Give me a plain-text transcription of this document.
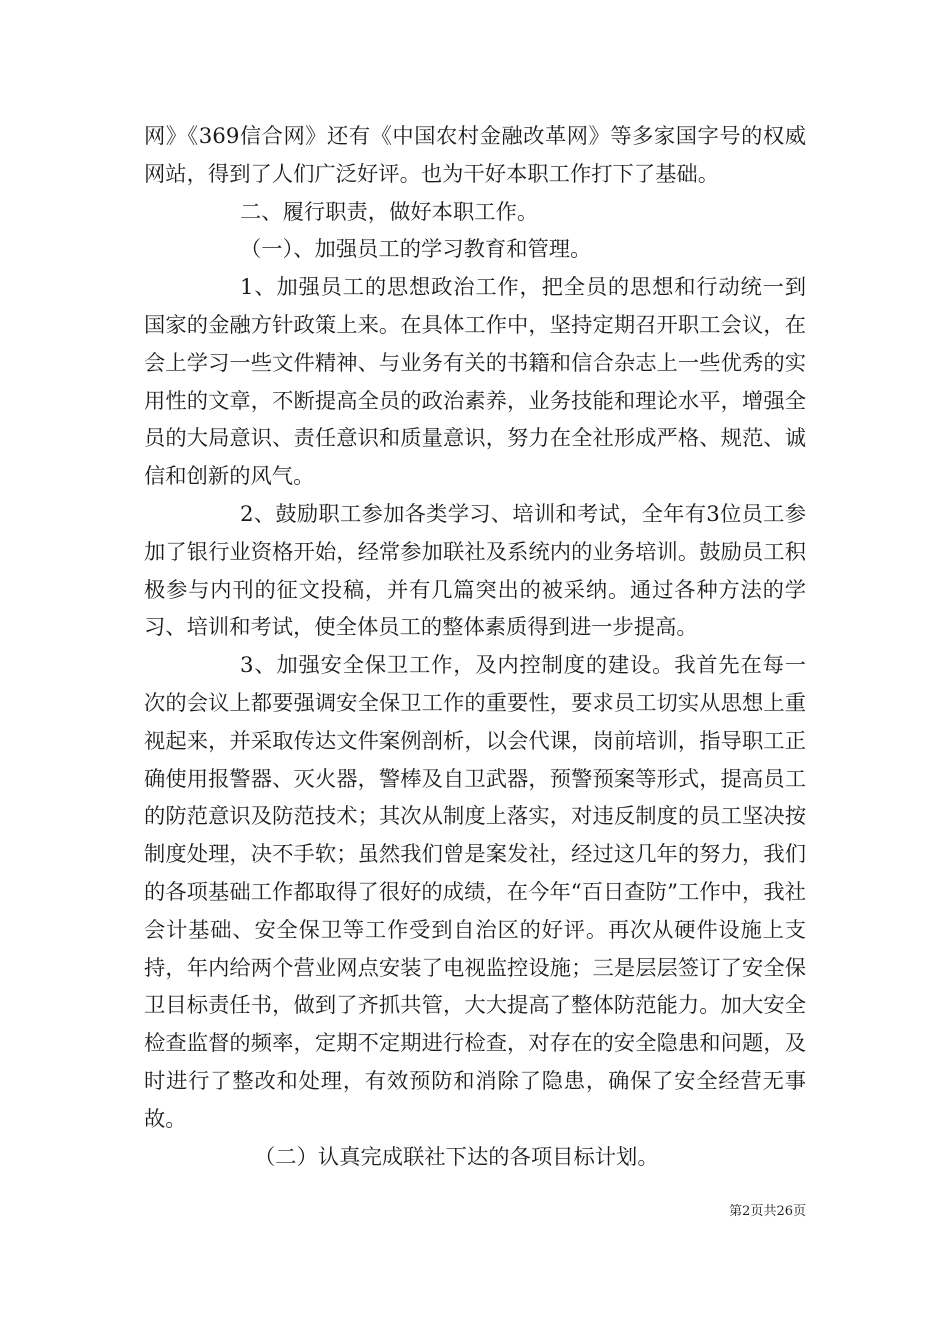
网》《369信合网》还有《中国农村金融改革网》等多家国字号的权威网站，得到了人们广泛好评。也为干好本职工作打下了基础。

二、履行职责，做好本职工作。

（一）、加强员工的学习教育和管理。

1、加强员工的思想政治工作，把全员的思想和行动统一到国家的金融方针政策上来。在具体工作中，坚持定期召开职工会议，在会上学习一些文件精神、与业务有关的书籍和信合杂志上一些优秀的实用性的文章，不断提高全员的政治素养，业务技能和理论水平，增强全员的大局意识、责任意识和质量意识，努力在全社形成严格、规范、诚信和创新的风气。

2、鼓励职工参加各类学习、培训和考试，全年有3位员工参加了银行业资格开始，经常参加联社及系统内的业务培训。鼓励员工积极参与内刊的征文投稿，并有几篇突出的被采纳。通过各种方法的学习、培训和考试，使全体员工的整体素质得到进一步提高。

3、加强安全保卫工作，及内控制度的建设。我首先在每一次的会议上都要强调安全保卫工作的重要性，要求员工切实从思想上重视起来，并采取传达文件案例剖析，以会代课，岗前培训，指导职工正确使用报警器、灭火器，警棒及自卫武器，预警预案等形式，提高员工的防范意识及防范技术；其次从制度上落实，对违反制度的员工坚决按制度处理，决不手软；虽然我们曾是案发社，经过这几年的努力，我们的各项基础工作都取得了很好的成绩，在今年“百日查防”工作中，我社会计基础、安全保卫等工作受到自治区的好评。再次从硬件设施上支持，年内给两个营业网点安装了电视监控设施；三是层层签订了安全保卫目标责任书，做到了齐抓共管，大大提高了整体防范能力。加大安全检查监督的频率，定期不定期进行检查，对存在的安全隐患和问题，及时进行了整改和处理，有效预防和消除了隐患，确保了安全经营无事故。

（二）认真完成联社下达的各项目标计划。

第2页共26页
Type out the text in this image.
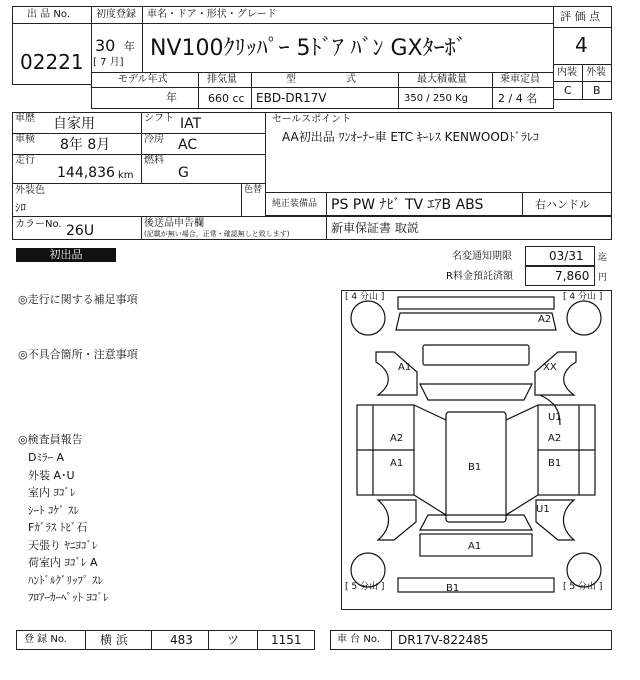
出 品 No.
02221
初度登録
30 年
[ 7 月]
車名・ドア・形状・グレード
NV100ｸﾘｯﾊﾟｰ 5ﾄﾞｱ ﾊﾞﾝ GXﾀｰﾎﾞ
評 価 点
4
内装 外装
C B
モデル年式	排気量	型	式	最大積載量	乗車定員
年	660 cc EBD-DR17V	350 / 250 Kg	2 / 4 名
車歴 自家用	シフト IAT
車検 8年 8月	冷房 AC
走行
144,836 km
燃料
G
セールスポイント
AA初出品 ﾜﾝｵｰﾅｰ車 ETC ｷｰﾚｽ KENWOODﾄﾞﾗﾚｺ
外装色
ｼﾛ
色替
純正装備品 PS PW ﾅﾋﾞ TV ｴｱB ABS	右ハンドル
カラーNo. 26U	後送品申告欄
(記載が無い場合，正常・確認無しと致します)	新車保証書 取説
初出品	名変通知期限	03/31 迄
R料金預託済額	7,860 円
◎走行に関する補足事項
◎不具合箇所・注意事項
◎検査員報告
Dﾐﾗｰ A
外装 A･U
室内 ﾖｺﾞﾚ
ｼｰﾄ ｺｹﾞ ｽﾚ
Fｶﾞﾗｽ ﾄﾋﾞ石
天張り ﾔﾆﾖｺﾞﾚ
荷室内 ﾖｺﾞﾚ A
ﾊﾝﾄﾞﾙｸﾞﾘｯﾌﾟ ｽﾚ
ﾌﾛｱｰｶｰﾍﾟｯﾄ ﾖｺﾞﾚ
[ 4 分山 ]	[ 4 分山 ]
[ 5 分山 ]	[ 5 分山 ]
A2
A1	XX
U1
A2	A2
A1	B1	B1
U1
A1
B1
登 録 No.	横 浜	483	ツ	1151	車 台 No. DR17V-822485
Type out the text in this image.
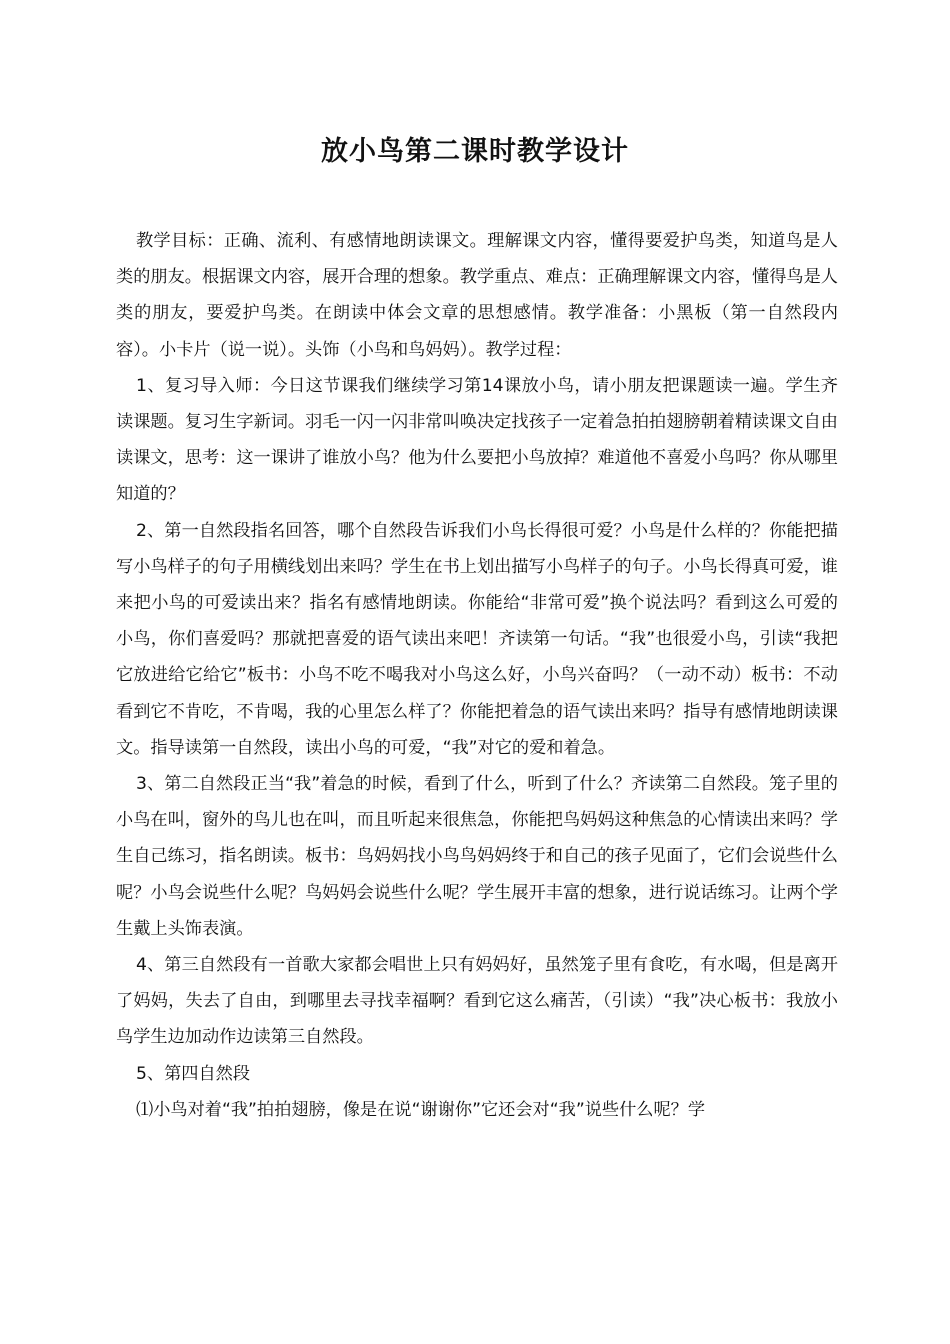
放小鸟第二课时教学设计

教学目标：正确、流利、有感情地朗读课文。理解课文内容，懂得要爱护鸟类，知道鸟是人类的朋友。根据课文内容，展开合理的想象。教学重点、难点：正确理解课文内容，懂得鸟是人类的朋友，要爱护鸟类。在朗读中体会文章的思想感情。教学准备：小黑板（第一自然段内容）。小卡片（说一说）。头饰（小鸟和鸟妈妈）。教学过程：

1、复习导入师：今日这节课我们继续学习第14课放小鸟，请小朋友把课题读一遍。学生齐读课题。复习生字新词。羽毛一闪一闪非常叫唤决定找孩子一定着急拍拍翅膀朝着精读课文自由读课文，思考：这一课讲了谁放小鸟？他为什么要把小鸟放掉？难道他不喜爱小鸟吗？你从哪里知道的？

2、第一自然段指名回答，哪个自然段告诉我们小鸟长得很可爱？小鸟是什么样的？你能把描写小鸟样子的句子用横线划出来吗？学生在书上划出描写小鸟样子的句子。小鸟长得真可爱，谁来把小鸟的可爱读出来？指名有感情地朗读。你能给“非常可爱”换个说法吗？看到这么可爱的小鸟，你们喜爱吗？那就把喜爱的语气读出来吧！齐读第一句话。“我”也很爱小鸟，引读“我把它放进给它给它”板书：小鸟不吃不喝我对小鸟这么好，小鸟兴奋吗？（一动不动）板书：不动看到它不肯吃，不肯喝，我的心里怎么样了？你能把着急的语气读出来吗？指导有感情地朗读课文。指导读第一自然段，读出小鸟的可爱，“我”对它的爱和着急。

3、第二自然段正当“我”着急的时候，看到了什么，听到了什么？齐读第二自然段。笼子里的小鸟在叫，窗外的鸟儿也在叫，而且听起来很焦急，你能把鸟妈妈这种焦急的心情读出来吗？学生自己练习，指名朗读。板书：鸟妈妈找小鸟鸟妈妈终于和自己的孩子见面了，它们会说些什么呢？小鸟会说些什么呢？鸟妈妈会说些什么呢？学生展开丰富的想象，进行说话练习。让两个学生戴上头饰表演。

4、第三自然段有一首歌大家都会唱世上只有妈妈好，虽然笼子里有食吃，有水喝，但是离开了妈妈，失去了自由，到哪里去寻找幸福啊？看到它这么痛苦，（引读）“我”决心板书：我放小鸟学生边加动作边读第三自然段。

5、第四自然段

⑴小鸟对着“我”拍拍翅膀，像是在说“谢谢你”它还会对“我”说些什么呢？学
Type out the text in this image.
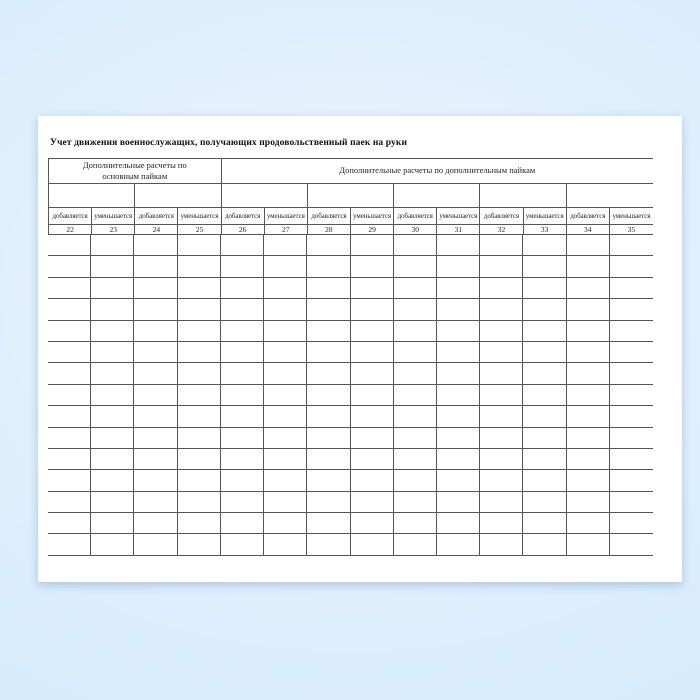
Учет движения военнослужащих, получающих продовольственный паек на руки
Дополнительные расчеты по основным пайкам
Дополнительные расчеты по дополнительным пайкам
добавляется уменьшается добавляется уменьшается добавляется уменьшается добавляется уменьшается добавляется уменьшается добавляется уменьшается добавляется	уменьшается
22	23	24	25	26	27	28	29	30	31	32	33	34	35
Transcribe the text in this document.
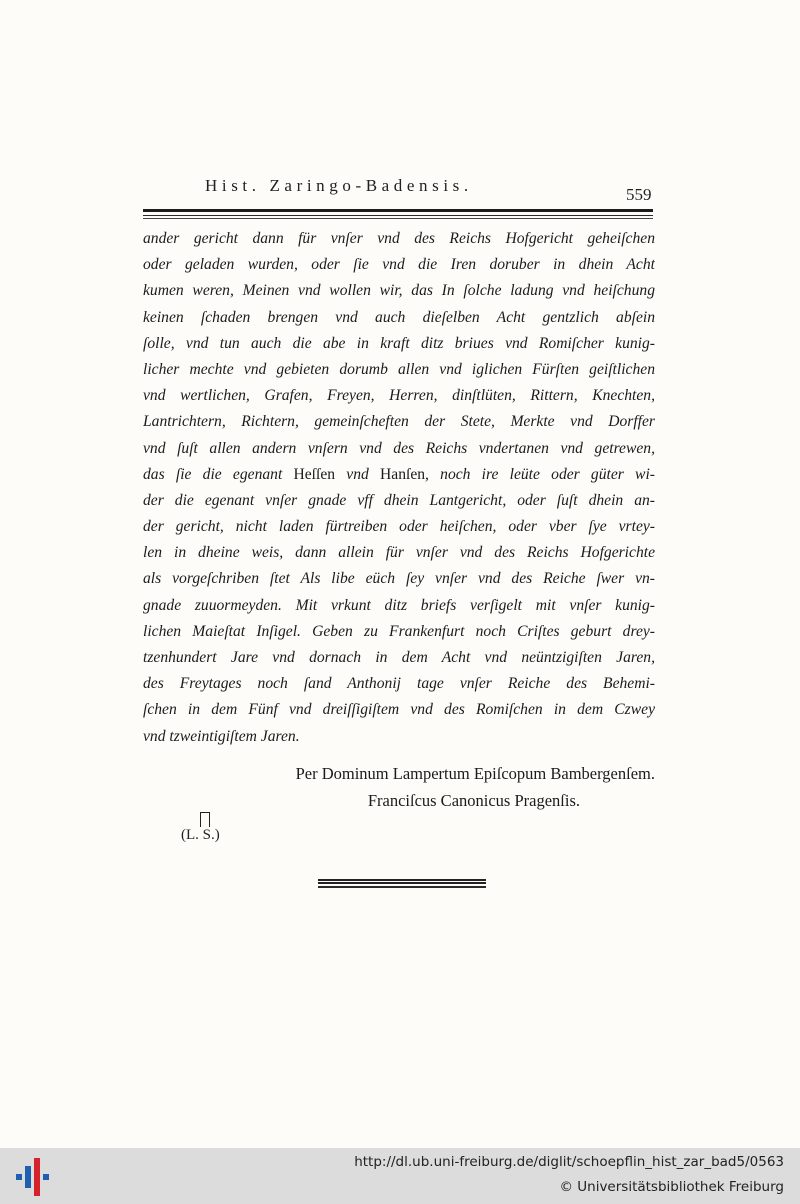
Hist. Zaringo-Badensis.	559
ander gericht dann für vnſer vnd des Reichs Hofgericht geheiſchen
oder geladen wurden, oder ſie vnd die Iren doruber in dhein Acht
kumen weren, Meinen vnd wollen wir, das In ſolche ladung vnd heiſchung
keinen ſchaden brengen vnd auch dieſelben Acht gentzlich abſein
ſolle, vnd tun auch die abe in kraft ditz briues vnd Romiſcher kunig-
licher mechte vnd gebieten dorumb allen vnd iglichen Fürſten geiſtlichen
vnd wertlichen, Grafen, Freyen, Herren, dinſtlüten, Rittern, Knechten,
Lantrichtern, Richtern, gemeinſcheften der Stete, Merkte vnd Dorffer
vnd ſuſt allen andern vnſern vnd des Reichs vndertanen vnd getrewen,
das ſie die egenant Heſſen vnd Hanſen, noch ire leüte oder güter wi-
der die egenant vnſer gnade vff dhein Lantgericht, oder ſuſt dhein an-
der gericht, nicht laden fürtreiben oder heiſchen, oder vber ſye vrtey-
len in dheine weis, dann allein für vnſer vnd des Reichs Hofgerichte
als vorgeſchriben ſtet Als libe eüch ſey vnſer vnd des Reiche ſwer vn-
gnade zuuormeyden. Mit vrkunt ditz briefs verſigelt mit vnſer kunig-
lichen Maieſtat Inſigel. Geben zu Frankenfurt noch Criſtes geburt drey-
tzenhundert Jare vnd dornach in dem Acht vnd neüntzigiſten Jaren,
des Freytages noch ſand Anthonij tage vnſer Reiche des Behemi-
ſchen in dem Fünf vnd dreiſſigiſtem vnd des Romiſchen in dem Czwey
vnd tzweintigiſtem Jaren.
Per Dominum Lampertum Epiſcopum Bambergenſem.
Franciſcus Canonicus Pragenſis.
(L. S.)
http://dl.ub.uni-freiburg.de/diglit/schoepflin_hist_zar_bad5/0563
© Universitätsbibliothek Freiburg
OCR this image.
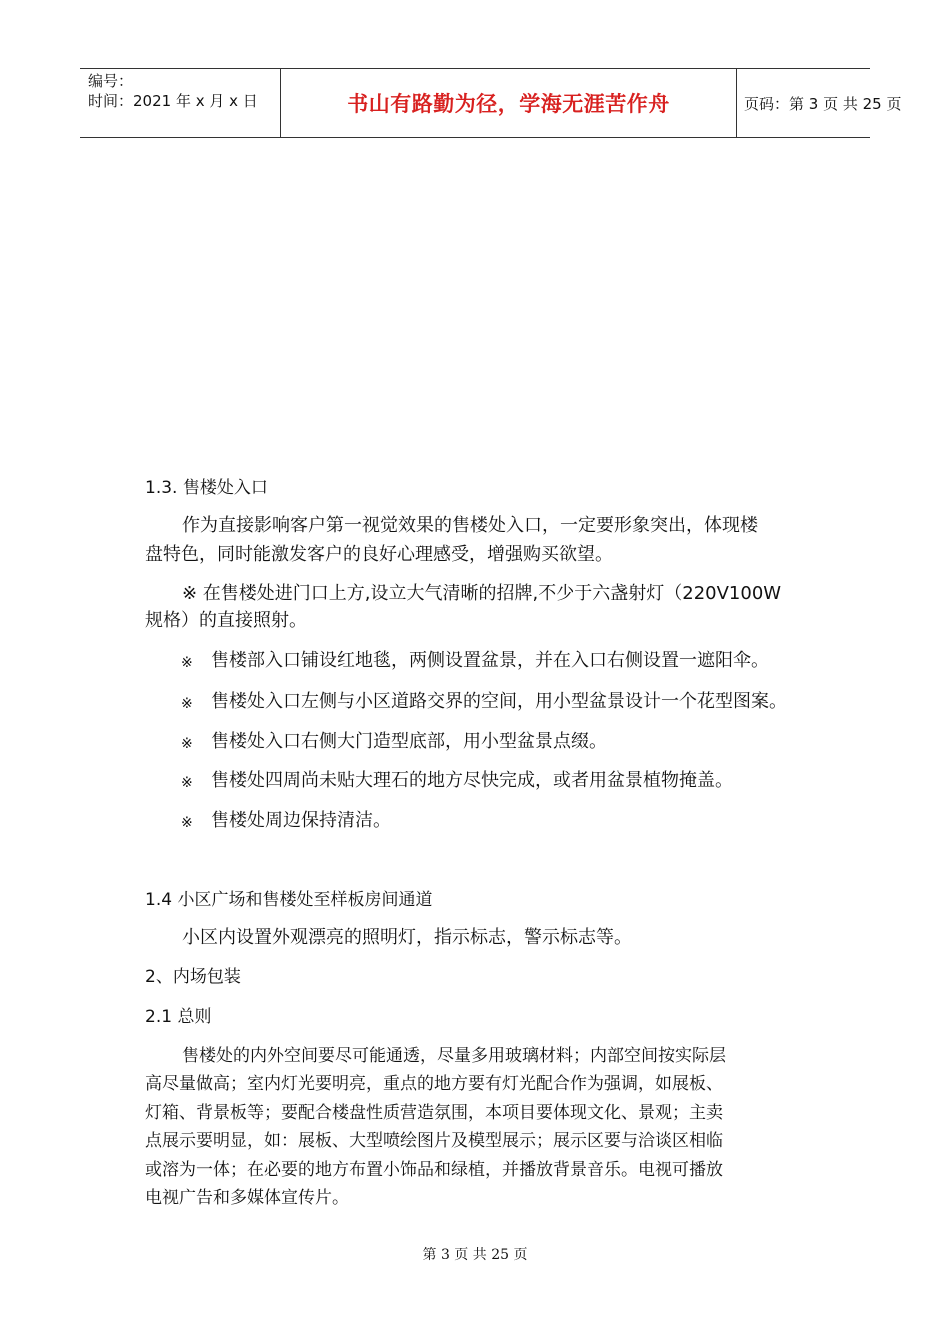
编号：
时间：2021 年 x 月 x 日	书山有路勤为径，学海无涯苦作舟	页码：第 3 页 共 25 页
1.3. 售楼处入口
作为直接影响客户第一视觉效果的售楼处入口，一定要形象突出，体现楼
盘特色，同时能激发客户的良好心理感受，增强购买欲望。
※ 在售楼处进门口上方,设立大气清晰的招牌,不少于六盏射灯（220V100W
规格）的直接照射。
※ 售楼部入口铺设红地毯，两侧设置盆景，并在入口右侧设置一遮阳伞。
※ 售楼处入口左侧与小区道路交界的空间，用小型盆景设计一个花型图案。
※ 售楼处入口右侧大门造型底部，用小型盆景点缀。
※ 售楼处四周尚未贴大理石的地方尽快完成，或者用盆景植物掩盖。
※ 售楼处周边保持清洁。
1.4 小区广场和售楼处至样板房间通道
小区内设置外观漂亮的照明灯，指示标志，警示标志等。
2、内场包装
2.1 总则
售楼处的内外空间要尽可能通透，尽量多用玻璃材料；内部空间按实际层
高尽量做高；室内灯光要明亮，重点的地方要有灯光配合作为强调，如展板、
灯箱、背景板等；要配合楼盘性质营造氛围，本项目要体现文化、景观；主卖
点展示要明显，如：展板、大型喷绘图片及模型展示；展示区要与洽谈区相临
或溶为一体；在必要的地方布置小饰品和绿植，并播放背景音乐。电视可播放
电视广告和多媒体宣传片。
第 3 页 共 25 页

########################################

TASK DIRECTIONS:
Find the lines that include the string "gnade", then copy each of them.

SOLUTION TO THE EXERCISE:
der die egenant vnſer gnade vff dhein Lantgericht, oder ſuſt dhein an-
gnade zuuormeyden. Mit vrkunt ditz briefs verſigelt mit vnſer kunig-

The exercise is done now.